WORK TO COMPLETE: Gather up all lines that carry the word "text".

Records from a collection of figures:
━━━━━━━━━━

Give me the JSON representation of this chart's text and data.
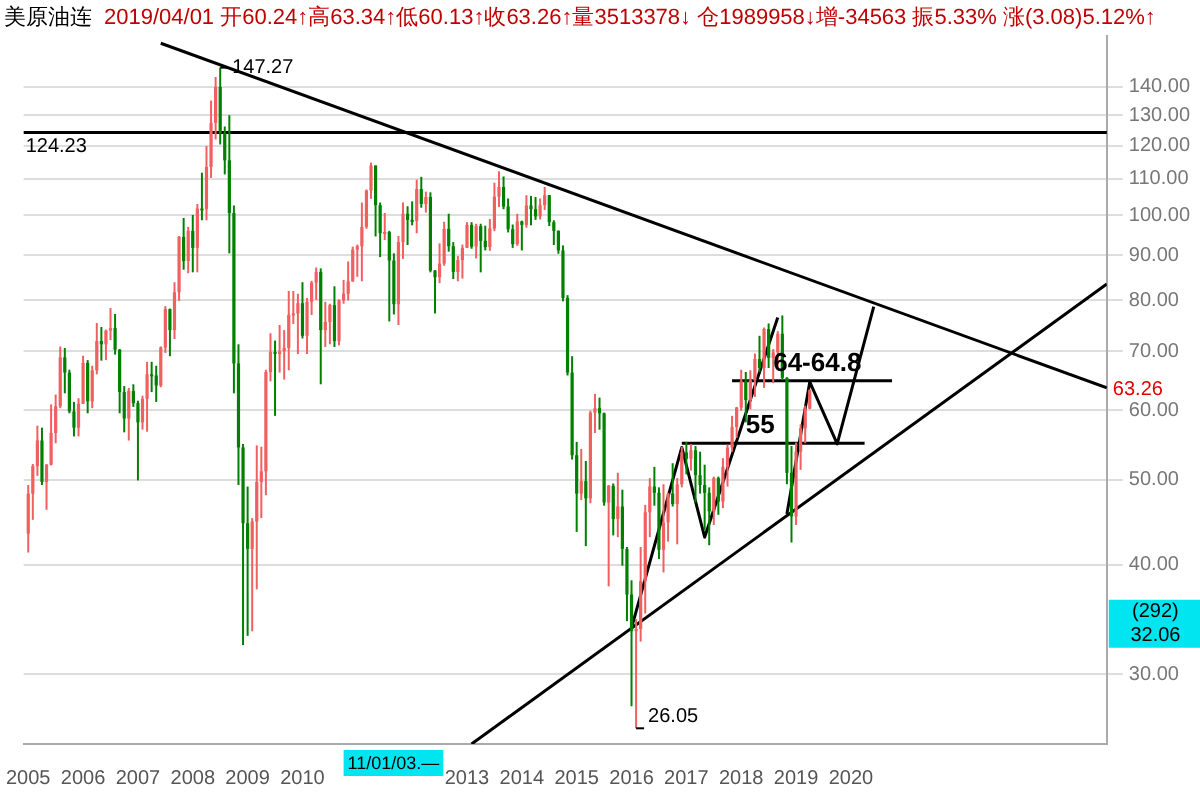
{
  "chart_data": {
    "type": "candlestick",
    "title": "美原油连",
    "subtitle": "2019/04/01 开60.24↑高63.34↑低60.13↑收63.26↑量3513378↓ 仓1989958↓增-34563 振5.33% 涨(3.08)5.12%↑",
    "xlim": [
      "2004-12",
      "2024-09"
    ],
    "xticks": [
      {
        "value": "2005",
        "label": "2005"
      },
      {
        "value": "2006",
        "label": "2006"
      },
      {
        "value": "2007",
        "label": "2007"
      },
      {
        "value": "2008",
        "label": "2008"
      },
      {
        "value": "2009",
        "label": "2009"
      },
      {
        "value": "2010",
        "label": "2010"
      },
      {
        "value": "2013",
        "label": "2013"
      },
      {
        "value": "2014",
        "label": "2014"
      },
      {
        "value": "2015",
        "label": "2015"
      },
      {
        "value": "2016",
        "label": "2016"
      },
      {
        "value": "2017",
        "label": "2017"
      },
      {
        "value": "2018",
        "label": "2018"
      },
      {
        "value": "2019",
        "label": "2019"
      },
      {
        "value": "2020",
        "label": "2020"
      }
    ],
    "ylim": [
      25,
      160
    ],
    "log": "y",
    "yticks": [
      {
        "value": 30,
        "label": "30.00"
      },
      {
        "value": 40,
        "label": "40.00"
      },
      {
        "value": 50,
        "label": "50.00"
      },
      {
        "value": 60,
        "label": "60.00"
      },
      {
        "value": 70,
        "label": "70.00"
      },
      {
        "value": 80,
        "label": "80.00"
      },
      {
        "value": 90,
        "label": "90.00"
      },
      {
        "value": 100,
        "label": "100.00"
      },
      {
        "value": 110,
        "label": "110.00"
      },
      {
        "value": 120,
        "label": "120.00"
      },
      {
        "value": 130,
        "label": "130.00"
      },
      {
        "value": 140,
        "label": "140.00"
      }
    ],
    "grid": "y",
    "legend": false,
    "ref_lines": [
      {
        "axis": "y",
        "value": 124.23,
        "label": "124.23",
        "color": "#000000"
      }
    ],
    "series": [
      {
        "color": "#f06060",
        "x": [
          "2005-01",
          "2005-02",
          "2005-03",
          "2005-05",
          "2005-06",
          "2005-07",
          "2005-08",
          "2005-12",
          "2006-01",
          "2006-03",
          "2006-04",
          "2006-06",
          "2006-07",
          "2006-11",
          "2007-02",
          "2007-03",
          "2007-06",
          "2007-07",
          "2007-09",
          "2007-10",
          "2007-12",
          "2008-02",
          "2008-04",
          "2008-05",
          "2008-06",
          "2009-02",
          "2009-03",
          "2009-04",
          "2009-05",
          "2009-06",
          "2009-08",
          "2009-09",
          "2009-10",
          "2009-11",
          "2009-12",
          "2010-02",
          "2010-03",
          "2010-04",
          "2010-06",
          "2010-07",
          "2010-09",
          "2010-10",
          "2010-11",
          "2010-12",
          "2011-01",
          "2011-02",
          "2011-03",
          "2011-04",
          "2011-07",
          "2011-10",
          "2011-11",
          "2012-02",
          "2012-04",
          "2012-07",
          "2012-08",
          "2012-11",
          "2012-12",
          "2013-01",
          "2013-03",
          "2013-06",
          "2013-07",
          "2013-08",
          "2013-12",
          "2014-02",
          "2014-05",
          "2014-06",
          "2015-02",
          "2015-04",
          "2015-05",
          "2015-08",
          "2015-10",
          "2016-02",
          "2016-03",
          "2016-04",
          "2016-05",
          "2016-08",
          "2016-09",
          "2016-11",
          "2016-12",
          "2017-02",
          "2017-07",
          "2017-09",
          "2017-10",
          "2017-11",
          "2017-12",
          "2018-01",
          "2018-03",
          "2018-04",
          "2018-06",
          "2018-08",
          "2018-09",
          "2019-01",
          "2019-02",
          "2019-03",
          "2019-04"
        ],
        "ohlc": [
          [
            43.4,
            49.3,
            41.3,
            48.2
          ],
          [
            48.2,
            52.1,
            45.0,
            51.8
          ],
          [
            51.8,
            57.6,
            50.5,
            55.4
          ],
          [
            49.7,
            52.1,
            46.2,
            52.0
          ],
          [
            52.0,
            60.9,
            51.9,
            56.5
          ],
          [
            56.5,
            62.5,
            55.0,
            60.6
          ],
          [
            60.6,
            70.9,
            60.3,
            68.9
          ],
          [
            57.3,
            61.9,
            56.0,
            61.0
          ],
          [
            61.0,
            69.2,
            61.0,
            67.9
          ],
          [
            61.4,
            67.4,
            60.3,
            66.6
          ],
          [
            66.6,
            75.4,
            65.9,
            71.9
          ],
          [
            71.3,
            74.1,
            68.4,
            73.9
          ],
          [
            73.9,
            78.4,
            72.1,
            74.4
          ],
          [
            58.7,
            63.6,
            55.4,
            63.1
          ],
          [
            58.1,
            62.3,
            57.0,
            61.8
          ],
          [
            61.8,
            68.1,
            56.7,
            65.9
          ],
          [
            64.0,
            70.9,
            63.7,
            70.7
          ],
          [
            70.7,
            78.8,
            69.7,
            78.2
          ],
          [
            74.0,
            83.9,
            72.3,
            81.7
          ],
          [
            81.7,
            94.7,
            79.9,
            94.5
          ],
          [
            88.7,
            97.0,
            85.9,
            96.0
          ],
          [
            91.8,
            103.0,
            86.1,
            101.8
          ],
          [
            101.6,
            119.9,
            98.7,
            113.5
          ],
          [
            113.5,
            135.1,
            110.3,
            127.4
          ],
          [
            127.4,
            143.7,
            122.0,
            140.0
          ],
          [
            41.7,
            45.2,
            33.6,
            44.8
          ],
          [
            44.8,
            54.7,
            37.5,
            49.7
          ],
          [
            49.7,
            54.5,
            45.2,
            51.1
          ],
          [
            51.1,
            66.7,
            48.0,
            66.3
          ],
          [
            66.3,
            73.4,
            64.7,
            69.9
          ],
          [
            69.5,
            75.0,
            66.2,
            70.0
          ],
          [
            70.0,
            74.0,
            65.0,
            70.6
          ],
          [
            70.6,
            82.0,
            66.6,
            77.0
          ],
          [
            77.0,
            82.0,
            75.2,
            77.3
          ],
          [
            77.3,
            81.4,
            69.5,
            79.4
          ],
          [
            72.9,
            80.5,
            69.5,
            79.7
          ],
          [
            79.7,
            84.2,
            77.0,
            83.8
          ],
          [
            83.8,
            87.2,
            80.1,
            86.2
          ],
          [
            74.0,
            79.7,
            70.8,
            75.6
          ],
          [
            75.6,
            79.3,
            71.3,
            79.0
          ],
          [
            71.9,
            80.2,
            71.1,
            80.0
          ],
          [
            80.0,
            84.4,
            79.3,
            81.4
          ],
          [
            81.4,
            88.6,
            80.0,
            84.1
          ],
          [
            84.1,
            92.1,
            84.0,
            91.4
          ],
          [
            91.4,
            92.6,
            85.1,
            92.2
          ],
          [
            92.2,
            103.4,
            84.1,
            97.0
          ],
          [
            97.0,
            107.0,
            96.5,
            106.7
          ],
          [
            106.7,
            114.8,
            104.4,
            113.9
          ],
          [
            95.4,
            100.6,
            93.7,
            95.7
          ],
          [
            79.2,
            94.7,
            75.0,
            93.2
          ],
          [
            93.2,
            103.4,
            89.2,
            100.4
          ],
          [
            98.5,
            109.8,
            95.4,
            107.1
          ],
          [
            103.0,
            106.4,
            100.7,
            104.9
          ],
          [
            85.0,
            92.9,
            83.7,
            88.1
          ],
          [
            88.1,
            98.3,
            87.6,
            96.5
          ],
          [
            86.2,
            89.9,
            84.1,
            88.9
          ],
          [
            88.9,
            92.6,
            84.7,
            91.8
          ],
          [
            91.8,
            98.2,
            91.8,
            97.5
          ],
          [
            92.1,
            97.8,
            89.3,
            97.2
          ],
          [
            92.0,
            99.0,
            91.1,
            96.6
          ],
          [
            96.6,
            108.9,
            95.9,
            105.0
          ],
          [
            105.0,
            112.2,
            102.2,
            107.7
          ],
          [
            92.7,
            100.4,
            92.3,
            98.4
          ],
          [
            97.5,
            105.4,
            96.8,
            102.6
          ],
          [
            99.7,
            104.5,
            98.9,
            102.7
          ],
          [
            102.7,
            107.7,
            101.4,
            105.4
          ],
          [
            48.2,
            54.2,
            47.4,
            49.8
          ],
          [
            47.6,
            59.9,
            47.0,
            59.6
          ],
          [
            59.6,
            62.6,
            56.5,
            60.3
          ],
          [
            47.1,
            49.3,
            37.8,
            49.2
          ],
          [
            45.1,
            50.9,
            43.0,
            46.6
          ],
          [
            33.6,
            34.7,
            26.05,
            33.8
          ],
          [
            33.8,
            41.9,
            32.7,
            38.3
          ],
          [
            38.3,
            46.8,
            35.2,
            45.9
          ],
          [
            45.9,
            50.2,
            43.0,
            49.1
          ],
          [
            41.6,
            49.4,
            39.2,
            44.7
          ],
          [
            44.7,
            48.3,
            42.5,
            48.2
          ],
          [
            46.9,
            50.2,
            42.2,
            49.4
          ],
          [
            49.4,
            54.5,
            49.0,
            53.7
          ],
          [
            52.8,
            54.9,
            51.2,
            54.0
          ],
          [
            46.0,
            50.4,
            44.4,
            50.2
          ],
          [
            47.2,
            52.9,
            46.4,
            51.7
          ],
          [
            51.7,
            54.8,
            49.1,
            54.4
          ],
          [
            54.4,
            59.1,
            53.8,
            57.4
          ],
          [
            57.4,
            60.5,
            55.8,
            60.4
          ],
          [
            60.4,
            66.7,
            59.9,
            64.7
          ],
          [
            61.6,
            66.6,
            60.1,
            64.9
          ],
          [
            64.9,
            69.6,
            62.1,
            68.6
          ],
          [
            67.0,
            74.5,
            63.6,
            74.2
          ],
          [
            68.8,
            70.4,
            64.4,
            69.8
          ],
          [
            69.8,
            73.8,
            67.1,
            73.3
          ],
          [
            45.4,
            55.1,
            44.4,
            53.8
          ],
          [
            53.8,
            57.8,
            51.3,
            57.2
          ],
          [
            57.2,
            60.7,
            55.0,
            60.1
          ],
          [
            60.24,
            63.34,
            60.13,
            63.26
          ]
        ]
      },
      {
        "color": "#008000",
        "x": [
          "2005-04",
          "2005-09",
          "2005-10",
          "2005-11",
          "2006-02",
          "2006-05",
          "2006-08",
          "2006-09",
          "2006-10",
          "2006-12",
          "2007-01",
          "2007-04",
          "2007-05",
          "2007-08",
          "2007-11",
          "2008-01",
          "2008-03",
          "2008-07",
          "2008-08",
          "2008-09",
          "2008-10",
          "2008-11",
          "2008-12",
          "2009-01",
          "2009-07",
          "2010-01",
          "2010-05",
          "2010-08",
          "2011-05",
          "2011-06",
          "2011-08",
          "2011-09",
          "2011-12",
          "2012-01",
          "2012-03",
          "2012-05",
          "2012-06",
          "2012-09",
          "2012-10",
          "2013-02",
          "2013-04",
          "2013-05",
          "2013-09",
          "2013-10",
          "2013-11",
          "2014-01",
          "2014-03",
          "2014-04",
          "2014-07",
          "2014-08",
          "2014-09",
          "2014-10",
          "2014-11",
          "2014-12",
          "2015-01",
          "2015-03",
          "2015-06",
          "2015-07",
          "2015-09",
          "2015-11",
          "2015-12",
          "2016-01",
          "2016-06",
          "2016-07",
          "2016-10",
          "2017-01",
          "2017-03",
          "2017-04",
          "2017-05",
          "2017-06",
          "2017-08",
          "2018-02",
          "2018-05",
          "2018-07",
          "2018-10",
          "2018-11",
          "2018-12"
        ],
        "ohlc": [
          [
            55.4,
            57.3,
            49.3,
            49.7
          ],
          [
            68.9,
            70.6,
            62.7,
            66.2
          ],
          [
            66.2,
            66.7,
            59.5,
            59.8
          ],
          [
            59.8,
            61.3,
            56.0,
            57.3
          ],
          [
            67.9,
            68.4,
            59.5,
            61.4
          ],
          [
            71.9,
            74.6,
            68.3,
            71.3
          ],
          [
            74.4,
            77.2,
            69.4,
            70.3
          ],
          [
            70.3,
            70.4,
            59.5,
            62.9
          ],
          [
            62.9,
            63.9,
            56.6,
            58.7
          ],
          [
            63.1,
            64.2,
            60.5,
            61.1
          ],
          [
            61.1,
            61.5,
            49.9,
            58.1
          ],
          [
            65.9,
            68.1,
            62.9,
            65.7
          ],
          [
            65.7,
            67.4,
            61.3,
            64.0
          ],
          [
            78.2,
            78.3,
            69.1,
            74.0
          ],
          [
            94.5,
            99.3,
            86.7,
            88.7
          ],
          [
            96.0,
            100.1,
            86.1,
            91.8
          ],
          [
            101.8,
            111.8,
            98.7,
            101.6
          ],
          [
            140.0,
            147.27,
            120.4,
            124.1
          ],
          [
            124.1,
            126.2,
            111.3,
            115.5
          ],
          [
            115.5,
            130.0,
            90.5,
            100.6
          ],
          [
            100.6,
            102.6,
            62.7,
            67.8
          ],
          [
            67.8,
            71.3,
            49.3,
            54.4
          ],
          [
            54.4,
            54.9,
            32.4,
            44.6
          ],
          [
            44.6,
            49.1,
            33.2,
            41.7
          ],
          [
            69.9,
            72.0,
            59.1,
            69.5
          ],
          [
            79.4,
            83.9,
            72.4,
            72.9
          ],
          [
            86.2,
            87.0,
            64.2,
            74.0
          ],
          [
            79.0,
            83.0,
            70.8,
            71.9
          ],
          [
            113.9,
            114.0,
            94.6,
            102.7
          ],
          [
            102.7,
            103.4,
            89.6,
            95.4
          ],
          [
            95.7,
            96.0,
            75.7,
            88.8
          ],
          [
            88.8,
            90.5,
            77.1,
            79.2
          ],
          [
            100.4,
            102.4,
            92.5,
            98.8
          ],
          [
            98.8,
            103.7,
            97.4,
            98.5
          ],
          [
            107.1,
            110.6,
            102.0,
            103.0
          ],
          [
            104.9,
            106.2,
            86.1,
            86.5
          ],
          [
            86.5,
            86.6,
            77.3,
            85.0
          ],
          [
            96.5,
            100.4,
            90.9,
            92.2
          ],
          [
            92.2,
            93.2,
            84.6,
            86.2
          ],
          [
            97.5,
            98.2,
            91.6,
            92.1
          ],
          [
            97.2,
            97.8,
            86.1,
            93.5
          ],
          [
            93.5,
            97.3,
            91.2,
            92.0
          ],
          [
            107.7,
            110.7,
            101.6,
            102.3
          ],
          [
            102.3,
            104.5,
            95.6,
            96.4
          ],
          [
            96.4,
            97.6,
            91.8,
            92.7
          ],
          [
            98.4,
            98.6,
            91.2,
            97.5
          ],
          [
            102.6,
            105.2,
            97.4,
            101.6
          ],
          [
            101.6,
            104.9,
            98.8,
            99.7
          ],
          [
            105.4,
            105.4,
            97.2,
            98.2
          ],
          [
            98.2,
            98.7,
            92.5,
            96.0
          ],
          [
            96.0,
            96.1,
            90.4,
            91.2
          ],
          [
            91.2,
            92.4,
            79.8,
            80.5
          ],
          [
            80.5,
            81.1,
            65.7,
            66.2
          ],
          [
            66.2,
            69.1,
            52.7,
            53.3
          ],
          [
            53.3,
            55.2,
            43.6,
            48.2
          ],
          [
            49.8,
            52.5,
            42.0,
            47.6
          ],
          [
            60.3,
            62.0,
            57.0,
            59.5
          ],
          [
            59.5,
            59.6,
            46.7,
            47.1
          ],
          [
            49.2,
            49.5,
            43.2,
            45.1
          ],
          [
            46.6,
            48.7,
            39.9,
            41.7
          ],
          [
            41.7,
            41.9,
            34.5,
            37.0
          ],
          [
            37.0,
            38.4,
            27.6,
            33.6
          ],
          [
            49.1,
            51.7,
            46.7,
            48.3
          ],
          [
            48.3,
            49.0,
            40.6,
            41.6
          ],
          [
            48.2,
            52.2,
            46.6,
            46.9
          ],
          [
            53.7,
            55.2,
            50.7,
            52.8
          ],
          [
            54.0,
            54.6,
            47.1,
            50.6
          ],
          [
            50.6,
            53.8,
            48.2,
            49.3
          ],
          [
            49.3,
            52.0,
            43.8,
            48.3
          ],
          [
            48.3,
            49.0,
            42.1,
            46.0
          ],
          [
            50.2,
            50.4,
            45.6,
            47.2
          ],
          [
            64.7,
            66.3,
            58.1,
            61.6
          ],
          [
            68.6,
            72.9,
            66.3,
            67.0
          ],
          [
            74.2,
            75.3,
            67.0,
            68.8
          ],
          [
            73.3,
            76.9,
            64.9,
            65.3
          ],
          [
            65.3,
            65.4,
            49.4,
            50.9
          ],
          [
            50.9,
            54.6,
            42.4,
            45.4
          ]
        ]
      },
      {
        "type": "line",
        "color": "#000000",
        "marker": "none",
        "line_style": "solid",
        "x": [
          "2007-06",
          "2024-09"
        ],
        "values": [
          157,
          63.6
        ]
      },
      {
        "type": "line",
        "color": "#000000",
        "marker": "none",
        "line_style": "solid",
        "x": [
          "2013-02",
          "2024-09"
        ],
        "values": [
          25,
          83.5
        ]
      },
      {
        "type": "line",
        "color": "#000000",
        "marker": "none",
        "line_style": "solid",
        "x": [
          "2016-01",
          "2016-12",
          "2017-05",
          "2018-09"
        ],
        "values": [
          33.9,
          54.4,
          43.0,
          76.5
        ]
      },
      {
        "type": "line",
        "color": "#000000",
        "marker": "none",
        "line_style": "solid",
        "x": [
          "2018-11",
          "2019-04",
          "2019-10",
          "2020-06"
        ],
        "values": [
          45.7,
          64.6,
          54.9,
          78.7
        ]
      },
      {
        "type": "line",
        "color": "#000000",
        "marker": "none",
        "line_style": "solid",
        "x": [
          "2016-12",
          "2020-04"
        ],
        "values": [
          55,
          55
        ]
      },
      {
        "type": "line",
        "color": "#000000",
        "marker": "none",
        "line_style": "solid",
        "x": [
          "2017-11",
          "2020-10"
        ],
        "values": [
          64.8,
          64.8
        ]
      }
    ],
    "annotations": [
      {
        "text": "147.27",
        "x": "2008-07",
        "y": 147.27
      },
      {
        "text": "26.05",
        "x": "2016-02",
        "y": 26.05
      },
      {
        "text": "64-64.8",
        "x": "2018-08",
        "y": 64.8
      },
      {
        "text": "55",
        "x": "2018-02",
        "y": 55
      },
      "63.26",
      "(292)",
      "32.06",
      "11/01/03.—"
    ]
  }
}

━━━━━━━━━━

TASK RESPONSE:
Give me the JSON representation of this chart's text and data.
        "text": "147.27",
        "text": "26.05",
        "text": "64-64.8",
        "text": "55",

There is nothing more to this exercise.